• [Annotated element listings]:
-- start --

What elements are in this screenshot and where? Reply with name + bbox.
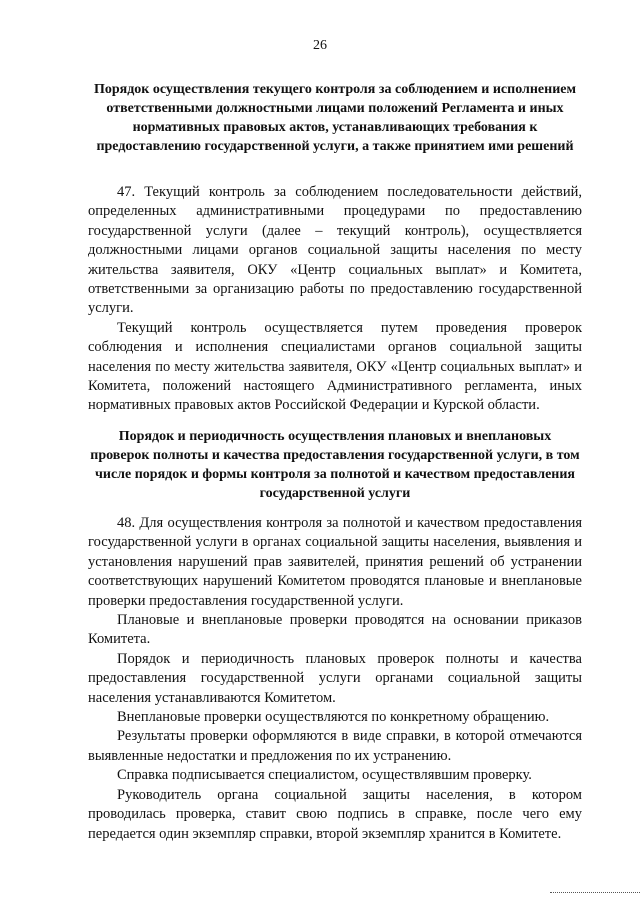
paragraph: Справка подписывается специалистом, осуществлявшим проверку.: [117, 767, 532, 784]
section-inspections: [88, 514, 582, 844]
paragraph: Внеплановые проверки осуществляются по конкретному обращению.: [117, 709, 550, 726]
paragraph: 48. Для осуществления контроля за полнотой и качеством предоставления государственной услуги в органах социальной защиты населения, выявления и установления нарушений прав заявителей, принятия решений об устранении соответствующих нарушений Комитетом проводятся плановые и внеплановые проверки предоставления государственной услуги.: [88, 515, 582, 609]
paragraph: 47. Текущий контроль за соблюдением последовательности действий, определенных административными процедурами по предоставлению государственной услуги (далее – текущий контроль), осуществляется должностными лицами органов социальной защиты населения по месту жительства заявителя, ОКУ «Центр социальных выплат» и Комитета, ответственными за организацию работы по предоставлению государственной услуги.: [88, 184, 582, 317]
page-number: 26: [313, 38, 327, 53]
paragraph: Плановые и внеплановые проверки проводятся на основании приказов Комитета.: [88, 612, 582, 648]
section-current-control: [88, 183, 582, 416]
paragraph: Руководитель органа социальной защиты населения, в котором проводилась проверка, ставит свою подпись в справке, после чего ему передается один экземпляр справки, второй экземпляр хранится в Комитете.: [88, 786, 582, 842]
paragraph: Результаты проверки оформляются в виде справки, в которой отмечаются выявленные недостатки и предложения по их устранению.: [88, 728, 582, 764]
scan-edge-mark: [550, 892, 640, 896]
paragraph: Порядок и периодичность плановых проверок полноты и качества предоставления государственной услуги органами социальной защиты населения устанавливаются Комитетом.: [88, 650, 582, 706]
section-heading-current-control: Порядок осуществления текущего контроля за соблюдением и исполнением ответственными должностными лицами положений Регламента и иных нормативных правовых актов, устанавливающих требования к предоставлению государственной услуги, а также принятием ими решений: [93, 82, 577, 154]
section-heading-inspections: Порядок и периодичность осуществления плановых и внеплановых проверок полноты и качества предоставления государственной услуги, в том числе порядок и формы контроля за полнотой и качеством предоставления государственной услуги: [90, 429, 580, 501]
paragraph: Текущий контроль осуществляется путем проведения проверок соблюдения и исполнения специалистами органов социальной защиты населения по месту жительства заявителя, ОКУ «Центр социальных выплат» и Комитета, положений настоящего Административного регламента, иных нормативных правовых актов Российской Федерации и Курской области.: [88, 319, 582, 414]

-- end --

• [EXERCISE PROMPT]:
Rewrite the data above, replacing every "paragraph" with "text-block" and keeping everything else the same. Omit the pictures from your output.

• [THE ANSWER]:
What elements are in this screenshot and where? Reply with name + bbox.
text-block: Справка подписывается специалистом, осуществлявшим проверку.: [117, 767, 532, 784]
section-inspections: [88, 514, 582, 844]
text-block: Внеплановые проверки осуществляются по конкретному обращению.: [117, 709, 550, 726]
text-block: 48. Для осуществления контроля за полнотой и качеством предоставления государственной услуги в органах социальной защиты населения, выявления и установления нарушений прав заявителей, принятия решений об устранении соответствующих нарушений Комитетом проводятся плановые и внеплановые проверки предоставления государственной услуги.: [88, 515, 582, 609]
text-block: 47. Текущий контроль за соблюдением последовательности действий, определенных административными процедурами по предоставлению государственной услуги (далее – текущий контроль), осуществляется должностными лицами органов социальной защиты населения по месту жительства заявителя, ОКУ «Центр социальных выплат» и Комитета, ответственными за организацию работы по предоставлению государственной услуги.: [88, 184, 582, 317]
page-number: 26: [313, 38, 327, 53]
text-block: Плановые и внеплановые проверки проводятся на основании приказов Комитета.: [88, 612, 582, 648]
section-current-control: [88, 183, 582, 416]
text-block: Руководитель органа социальной защиты населения, в котором проводилась проверка, ставит свою подпись в справке, после чего ему передается один экземпляр справки, второй экземпляр хранится в Комитете.: [88, 786, 582, 842]
text-block: Результаты проверки оформляются в виде справки, в которой отмечаются выявленные недостатки и предложения по их устранению.: [88, 728, 582, 764]
scan-edge-mark: [550, 892, 640, 896]
text-block: Порядок и периодичность плановых проверок полноты и качества предоставления государственной услуги органами социальной защиты населения устанавливаются Комитетом.: [88, 650, 582, 706]
section-heading-current-control: Порядок осуществления текущего контроля за соблюдением и исполнением ответственными должностными лицами положений Регламента и иных нормативных правовых актов, устанавливающих требования к предоставлению государственной услуги, а также принятием ими решений: [93, 82, 577, 154]
section-heading-inspections: Порядок и периодичность осуществления плановых и внеплановых проверок полноты и качества предоставления государственной услуги, в том числе порядок и формы контроля за полнотой и качеством предоставления государственной услуги: [90, 429, 580, 501]
text-block: Текущий контроль осуществляется путем проведения проверок соблюдения и исполнения специалистами органов социальной защиты населения по месту жительства заявителя, ОКУ «Центр социальных выплат» и Комитета, положений настоящего Административного регламента, иных нормативных правовых актов Российской Федерации и Курской области.: [88, 319, 582, 414]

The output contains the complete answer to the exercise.